# THE PROBLEM
Make an exact copy of the entries below with the pictures removed.

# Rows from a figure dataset
========================
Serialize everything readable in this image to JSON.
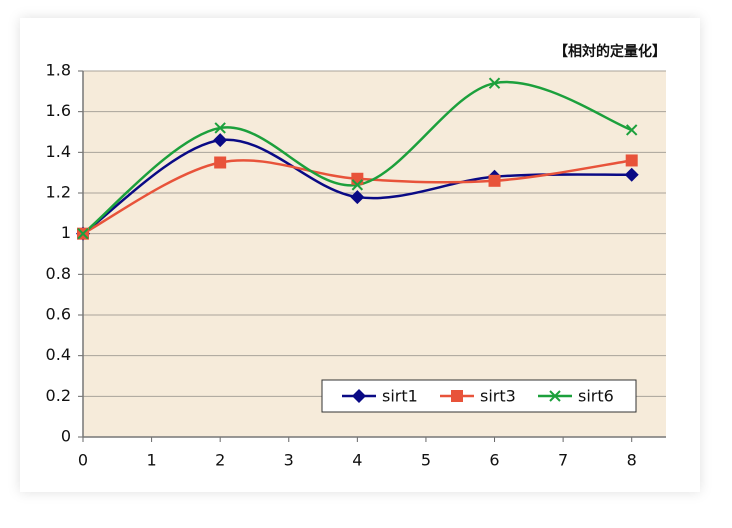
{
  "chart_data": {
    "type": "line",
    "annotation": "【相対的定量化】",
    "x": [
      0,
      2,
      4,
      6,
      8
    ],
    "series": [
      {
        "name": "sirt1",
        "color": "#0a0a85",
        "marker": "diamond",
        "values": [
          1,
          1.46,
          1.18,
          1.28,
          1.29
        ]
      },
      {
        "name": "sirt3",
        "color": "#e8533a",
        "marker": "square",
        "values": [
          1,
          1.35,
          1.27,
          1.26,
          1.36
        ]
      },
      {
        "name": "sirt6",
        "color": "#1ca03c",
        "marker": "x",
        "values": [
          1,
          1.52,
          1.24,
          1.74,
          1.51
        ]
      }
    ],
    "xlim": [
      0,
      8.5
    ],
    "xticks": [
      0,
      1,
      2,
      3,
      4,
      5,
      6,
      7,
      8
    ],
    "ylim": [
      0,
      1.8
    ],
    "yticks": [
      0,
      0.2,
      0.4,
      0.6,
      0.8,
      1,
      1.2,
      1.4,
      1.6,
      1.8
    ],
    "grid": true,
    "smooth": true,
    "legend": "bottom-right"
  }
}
========================
# THE RESPONSE
Serialize everything readable in this image to JSON.
{
  "chart_data": {
    "type": "line",
    "annotation": "【相対的定量化】",
    "x": [
      0,
      2,
      4,
      6,
      8
    ],
    "series": [
      {
        "name": "sirt1",
        "color": "#0a0a85",
        "marker": "diamond",
        "values": [
          1,
          1.46,
          1.18,
          1.28,
          1.29
        ]
      },
      {
        "name": "sirt3",
        "color": "#e8533a",
        "marker": "square",
        "values": [
          1,
          1.35,
          1.27,
          1.26,
          1.36
        ]
      },
      {
        "name": "sirt6",
        "color": "#1ca03c",
        "marker": "x",
        "values": [
          1,
          1.52,
          1.24,
          1.74,
          1.51
        ]
      }
    ],
    "xlim": [
      0,
      8.5
    ],
    "xticks": [
      0,
      1,
      2,
      3,
      4,
      5,
      6,
      7,
      8
    ],
    "ylim": [
      0,
      1.8
    ],
    "yticks": [
      0,
      0.2,
      0.4,
      0.6,
      0.8,
      1,
      1.2,
      1.4,
      1.6,
      1.8
    ],
    "grid": true,
    "smooth": true,
    "legend": "bottom-right"
  }
}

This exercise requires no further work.